Request:
Search the data for the string "MEBT" and gather each line it is in.
-- Start of Records supplied --
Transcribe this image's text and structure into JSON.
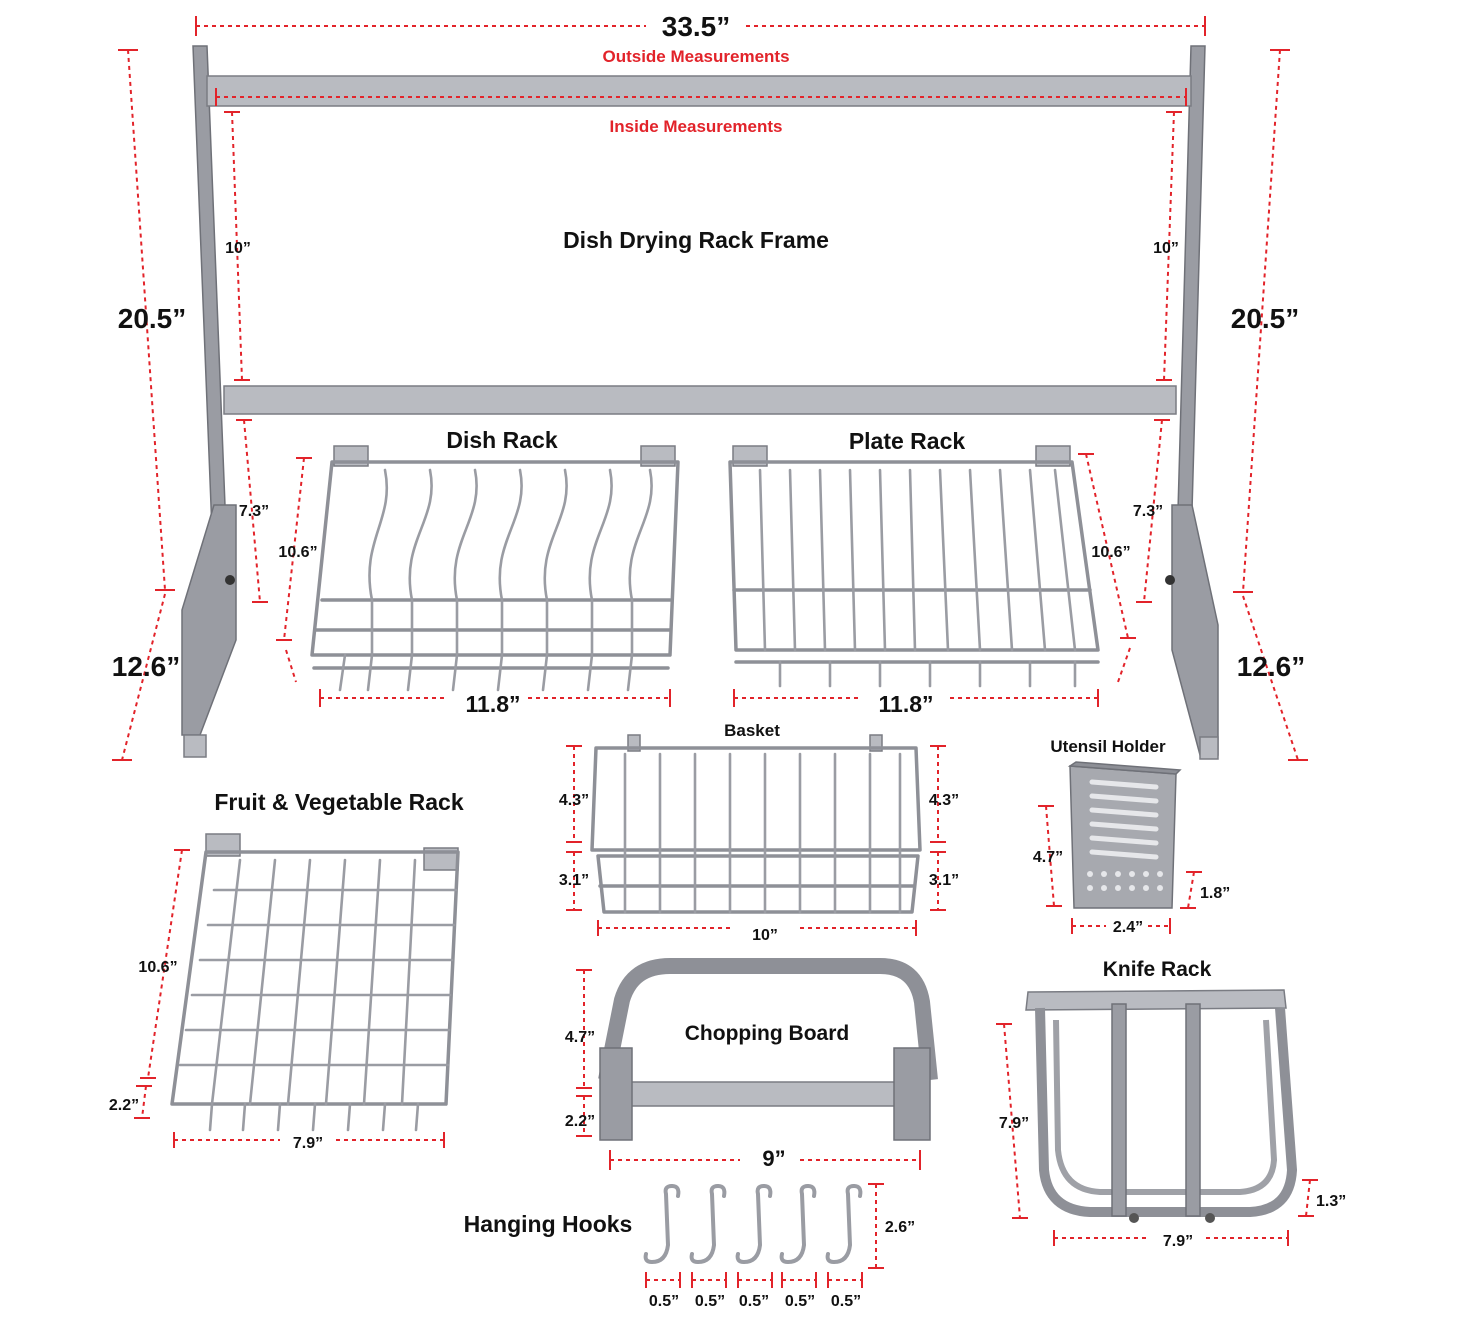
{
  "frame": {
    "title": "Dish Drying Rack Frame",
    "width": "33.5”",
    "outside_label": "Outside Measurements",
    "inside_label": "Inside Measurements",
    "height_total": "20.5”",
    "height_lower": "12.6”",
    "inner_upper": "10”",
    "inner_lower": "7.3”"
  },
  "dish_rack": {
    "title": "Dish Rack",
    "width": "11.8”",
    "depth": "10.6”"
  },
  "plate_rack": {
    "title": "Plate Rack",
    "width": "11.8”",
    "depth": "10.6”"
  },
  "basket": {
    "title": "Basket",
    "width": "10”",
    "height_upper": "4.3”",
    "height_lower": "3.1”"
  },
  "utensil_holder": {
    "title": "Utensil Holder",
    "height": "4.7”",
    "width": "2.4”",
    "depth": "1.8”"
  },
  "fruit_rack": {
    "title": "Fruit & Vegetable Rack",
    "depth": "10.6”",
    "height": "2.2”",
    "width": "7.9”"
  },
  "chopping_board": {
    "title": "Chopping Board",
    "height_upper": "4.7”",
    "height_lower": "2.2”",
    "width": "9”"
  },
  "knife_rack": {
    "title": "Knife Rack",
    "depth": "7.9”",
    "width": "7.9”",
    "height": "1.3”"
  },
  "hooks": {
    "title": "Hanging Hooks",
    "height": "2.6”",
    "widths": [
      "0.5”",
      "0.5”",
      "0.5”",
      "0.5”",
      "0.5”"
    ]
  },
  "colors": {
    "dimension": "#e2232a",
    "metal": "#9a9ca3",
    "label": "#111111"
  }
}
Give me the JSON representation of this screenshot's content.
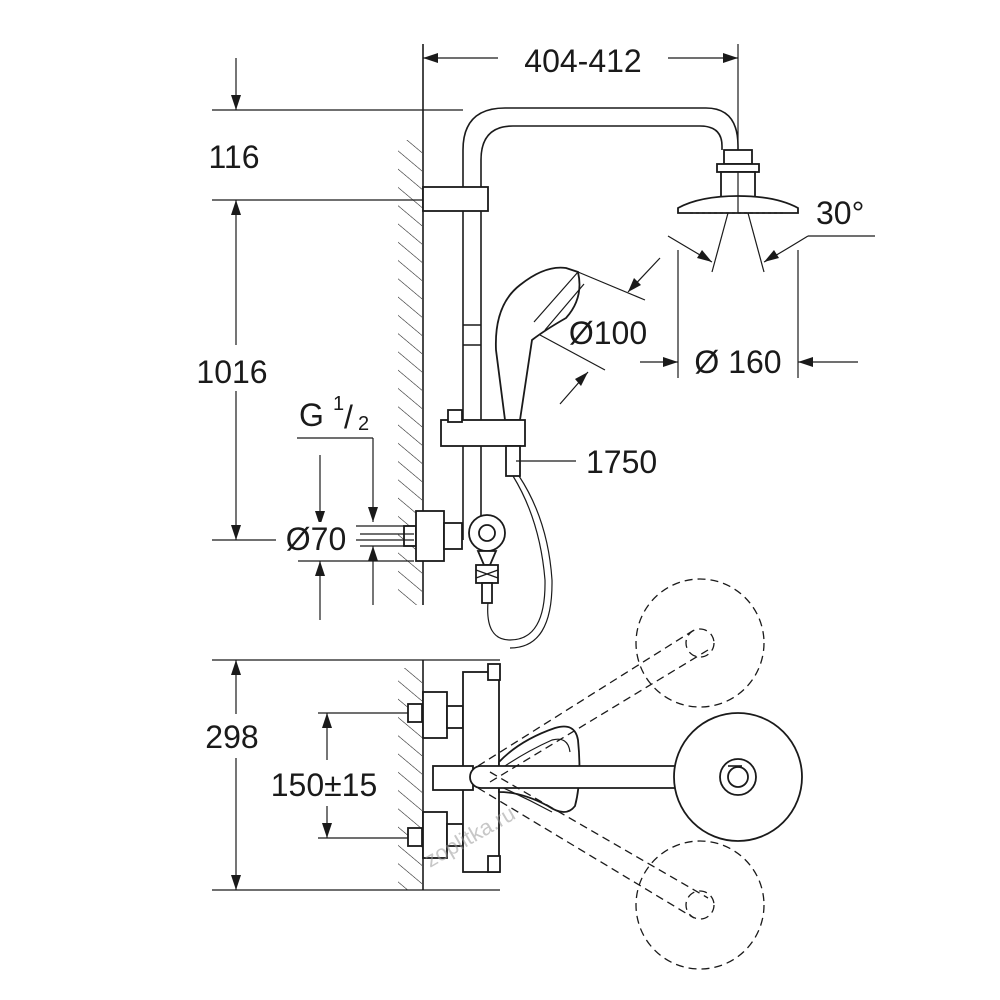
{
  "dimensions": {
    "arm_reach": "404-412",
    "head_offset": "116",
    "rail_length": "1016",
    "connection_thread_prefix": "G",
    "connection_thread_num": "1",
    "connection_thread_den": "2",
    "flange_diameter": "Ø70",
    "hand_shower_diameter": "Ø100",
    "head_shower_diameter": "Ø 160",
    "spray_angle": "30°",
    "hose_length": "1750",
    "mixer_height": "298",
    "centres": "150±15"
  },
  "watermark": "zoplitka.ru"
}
-- End of Records supplied --
-- Start of Records supplied --
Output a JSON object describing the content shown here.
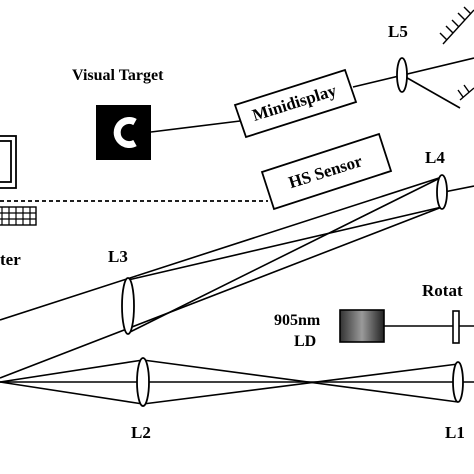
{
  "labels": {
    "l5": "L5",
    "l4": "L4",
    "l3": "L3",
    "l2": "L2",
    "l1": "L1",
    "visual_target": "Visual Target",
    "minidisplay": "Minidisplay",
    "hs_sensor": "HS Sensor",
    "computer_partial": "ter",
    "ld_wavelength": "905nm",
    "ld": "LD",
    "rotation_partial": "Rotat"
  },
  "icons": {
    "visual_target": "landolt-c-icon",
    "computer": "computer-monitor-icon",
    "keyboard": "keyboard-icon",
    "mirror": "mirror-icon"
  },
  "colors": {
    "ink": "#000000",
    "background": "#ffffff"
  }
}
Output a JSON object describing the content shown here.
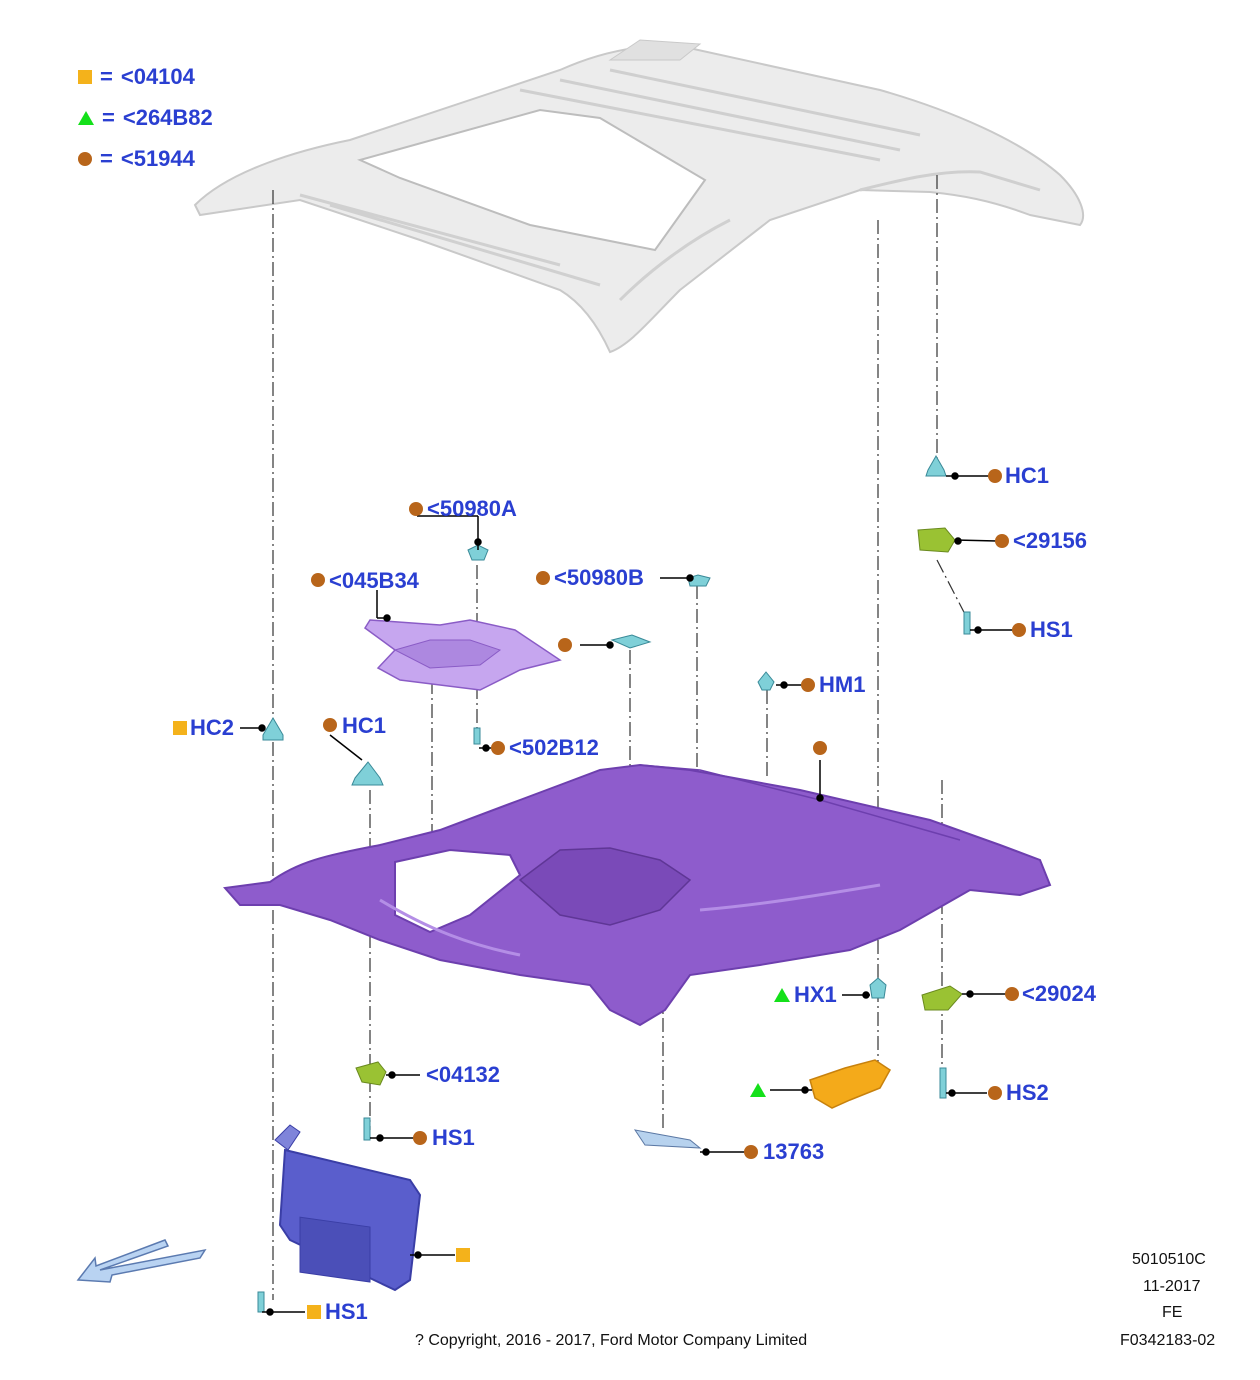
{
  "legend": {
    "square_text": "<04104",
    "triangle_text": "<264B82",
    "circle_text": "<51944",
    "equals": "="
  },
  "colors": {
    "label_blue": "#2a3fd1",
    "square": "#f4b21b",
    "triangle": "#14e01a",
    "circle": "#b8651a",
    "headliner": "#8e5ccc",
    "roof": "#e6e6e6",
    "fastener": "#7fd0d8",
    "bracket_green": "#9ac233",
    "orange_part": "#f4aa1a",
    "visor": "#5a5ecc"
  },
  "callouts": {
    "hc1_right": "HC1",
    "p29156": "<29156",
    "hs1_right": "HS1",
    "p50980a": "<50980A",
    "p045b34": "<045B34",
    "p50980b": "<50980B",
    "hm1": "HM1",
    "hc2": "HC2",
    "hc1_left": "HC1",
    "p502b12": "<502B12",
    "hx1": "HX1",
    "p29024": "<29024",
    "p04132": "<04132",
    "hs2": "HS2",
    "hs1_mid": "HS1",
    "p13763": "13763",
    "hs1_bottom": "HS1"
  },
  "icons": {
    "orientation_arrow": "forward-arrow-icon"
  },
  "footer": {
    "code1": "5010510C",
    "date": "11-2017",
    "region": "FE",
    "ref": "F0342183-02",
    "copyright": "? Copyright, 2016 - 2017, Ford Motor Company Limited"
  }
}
-- End of Records supplied --
-- Start of Records supplied --
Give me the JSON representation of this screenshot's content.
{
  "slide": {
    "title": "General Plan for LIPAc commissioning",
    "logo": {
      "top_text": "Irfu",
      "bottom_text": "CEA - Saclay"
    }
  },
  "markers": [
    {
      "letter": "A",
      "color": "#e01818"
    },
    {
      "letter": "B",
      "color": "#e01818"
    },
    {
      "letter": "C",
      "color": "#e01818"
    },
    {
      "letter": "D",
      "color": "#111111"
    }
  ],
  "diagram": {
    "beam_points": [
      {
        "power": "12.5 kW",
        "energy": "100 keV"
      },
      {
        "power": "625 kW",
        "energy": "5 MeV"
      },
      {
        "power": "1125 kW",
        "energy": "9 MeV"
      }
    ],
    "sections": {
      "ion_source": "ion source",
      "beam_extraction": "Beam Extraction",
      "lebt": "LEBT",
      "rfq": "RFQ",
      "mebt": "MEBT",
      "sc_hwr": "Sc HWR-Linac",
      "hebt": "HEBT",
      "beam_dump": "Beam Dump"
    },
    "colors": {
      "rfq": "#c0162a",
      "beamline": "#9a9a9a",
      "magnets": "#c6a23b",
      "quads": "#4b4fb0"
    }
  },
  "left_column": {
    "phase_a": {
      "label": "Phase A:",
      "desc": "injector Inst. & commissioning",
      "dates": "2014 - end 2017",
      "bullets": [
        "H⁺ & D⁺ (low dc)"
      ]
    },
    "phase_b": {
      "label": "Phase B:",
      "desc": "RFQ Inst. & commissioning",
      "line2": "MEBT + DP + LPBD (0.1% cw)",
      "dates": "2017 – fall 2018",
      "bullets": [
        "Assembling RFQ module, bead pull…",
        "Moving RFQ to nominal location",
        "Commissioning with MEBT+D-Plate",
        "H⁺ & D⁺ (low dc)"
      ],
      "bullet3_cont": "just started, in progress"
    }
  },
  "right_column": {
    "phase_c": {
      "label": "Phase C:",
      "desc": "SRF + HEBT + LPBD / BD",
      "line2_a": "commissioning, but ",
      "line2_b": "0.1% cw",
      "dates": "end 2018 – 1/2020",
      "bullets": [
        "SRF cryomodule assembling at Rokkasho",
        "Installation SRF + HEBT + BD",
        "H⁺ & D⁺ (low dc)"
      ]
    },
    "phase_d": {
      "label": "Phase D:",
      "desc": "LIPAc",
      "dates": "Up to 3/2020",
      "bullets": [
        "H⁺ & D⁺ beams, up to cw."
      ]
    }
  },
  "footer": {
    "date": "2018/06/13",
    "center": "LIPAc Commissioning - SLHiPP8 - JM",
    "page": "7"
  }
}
-- End of Records supplied --
Exercise result:
      "mebt": "MEBT",
      "line2": "MEBT + DP + LPBD (0.1% cw)",
        "Commissioning with MEBT+D-Plate",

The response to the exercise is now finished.